**Stated problem**: Look through the material below. Copy each line that contains the string "JSON".

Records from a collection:
□ □ □
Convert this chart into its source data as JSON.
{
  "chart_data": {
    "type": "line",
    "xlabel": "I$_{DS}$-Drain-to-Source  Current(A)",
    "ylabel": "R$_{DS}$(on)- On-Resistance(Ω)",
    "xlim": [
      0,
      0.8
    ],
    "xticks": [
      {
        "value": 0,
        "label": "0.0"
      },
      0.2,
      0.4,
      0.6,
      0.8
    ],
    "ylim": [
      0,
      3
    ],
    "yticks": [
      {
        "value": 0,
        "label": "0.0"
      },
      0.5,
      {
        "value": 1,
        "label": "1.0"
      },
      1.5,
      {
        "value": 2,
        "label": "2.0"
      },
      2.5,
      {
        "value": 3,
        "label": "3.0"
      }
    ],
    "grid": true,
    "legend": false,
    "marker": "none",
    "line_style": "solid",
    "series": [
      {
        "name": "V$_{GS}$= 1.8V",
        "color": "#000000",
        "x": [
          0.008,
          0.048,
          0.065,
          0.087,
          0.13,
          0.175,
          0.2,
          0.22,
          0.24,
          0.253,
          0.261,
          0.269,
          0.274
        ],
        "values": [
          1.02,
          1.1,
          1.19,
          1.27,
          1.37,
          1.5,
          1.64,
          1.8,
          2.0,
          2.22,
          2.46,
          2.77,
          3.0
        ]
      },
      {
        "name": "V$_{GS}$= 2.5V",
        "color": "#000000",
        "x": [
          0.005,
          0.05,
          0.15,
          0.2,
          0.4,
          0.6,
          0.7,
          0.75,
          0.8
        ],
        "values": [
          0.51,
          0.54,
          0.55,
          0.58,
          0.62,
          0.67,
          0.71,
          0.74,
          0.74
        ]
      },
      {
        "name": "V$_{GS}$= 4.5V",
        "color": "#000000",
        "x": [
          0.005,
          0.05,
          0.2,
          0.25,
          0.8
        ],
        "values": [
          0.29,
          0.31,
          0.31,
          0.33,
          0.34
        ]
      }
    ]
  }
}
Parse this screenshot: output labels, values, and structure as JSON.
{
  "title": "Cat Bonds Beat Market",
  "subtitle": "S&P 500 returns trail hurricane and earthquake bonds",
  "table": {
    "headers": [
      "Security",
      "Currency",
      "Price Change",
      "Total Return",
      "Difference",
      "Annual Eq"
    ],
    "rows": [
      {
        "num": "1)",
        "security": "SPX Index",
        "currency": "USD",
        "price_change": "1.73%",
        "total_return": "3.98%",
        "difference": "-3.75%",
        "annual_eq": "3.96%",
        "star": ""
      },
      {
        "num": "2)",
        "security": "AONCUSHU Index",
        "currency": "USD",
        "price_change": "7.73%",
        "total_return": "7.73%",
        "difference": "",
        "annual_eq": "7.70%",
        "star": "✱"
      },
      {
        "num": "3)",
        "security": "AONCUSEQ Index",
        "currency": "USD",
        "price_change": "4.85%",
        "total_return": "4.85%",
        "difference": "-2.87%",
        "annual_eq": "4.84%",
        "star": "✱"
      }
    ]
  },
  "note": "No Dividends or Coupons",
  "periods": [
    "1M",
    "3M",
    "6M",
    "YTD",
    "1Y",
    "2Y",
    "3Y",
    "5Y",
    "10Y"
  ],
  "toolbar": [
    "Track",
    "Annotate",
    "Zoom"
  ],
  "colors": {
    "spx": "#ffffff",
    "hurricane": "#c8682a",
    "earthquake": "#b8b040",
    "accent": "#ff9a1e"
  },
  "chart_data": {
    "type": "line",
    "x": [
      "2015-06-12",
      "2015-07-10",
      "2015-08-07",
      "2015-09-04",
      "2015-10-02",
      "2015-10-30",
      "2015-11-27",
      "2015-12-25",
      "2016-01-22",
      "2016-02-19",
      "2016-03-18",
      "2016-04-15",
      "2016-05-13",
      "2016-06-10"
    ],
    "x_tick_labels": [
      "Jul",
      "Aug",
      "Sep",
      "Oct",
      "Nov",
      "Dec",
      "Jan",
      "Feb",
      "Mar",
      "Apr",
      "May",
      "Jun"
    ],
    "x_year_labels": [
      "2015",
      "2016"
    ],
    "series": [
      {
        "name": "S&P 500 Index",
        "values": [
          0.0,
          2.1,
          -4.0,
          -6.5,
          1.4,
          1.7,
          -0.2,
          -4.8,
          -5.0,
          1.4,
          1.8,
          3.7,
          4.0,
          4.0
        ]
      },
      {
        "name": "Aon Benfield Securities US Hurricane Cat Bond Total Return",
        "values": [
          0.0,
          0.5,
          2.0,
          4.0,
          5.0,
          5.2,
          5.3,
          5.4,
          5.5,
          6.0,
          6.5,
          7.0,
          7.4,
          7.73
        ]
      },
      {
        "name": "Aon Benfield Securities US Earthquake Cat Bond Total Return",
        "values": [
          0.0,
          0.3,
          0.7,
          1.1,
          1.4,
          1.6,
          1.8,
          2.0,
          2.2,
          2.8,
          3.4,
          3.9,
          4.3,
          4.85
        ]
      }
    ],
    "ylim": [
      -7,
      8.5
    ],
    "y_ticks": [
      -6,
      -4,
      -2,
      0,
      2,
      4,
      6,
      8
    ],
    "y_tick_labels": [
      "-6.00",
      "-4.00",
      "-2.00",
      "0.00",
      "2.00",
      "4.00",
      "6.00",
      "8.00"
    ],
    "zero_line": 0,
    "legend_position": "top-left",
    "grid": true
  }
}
□ □ □
**Exercise solution**:
Convert this chart into its source data as JSON.
Parse this screenshot: output labels, values, and structure as JSON.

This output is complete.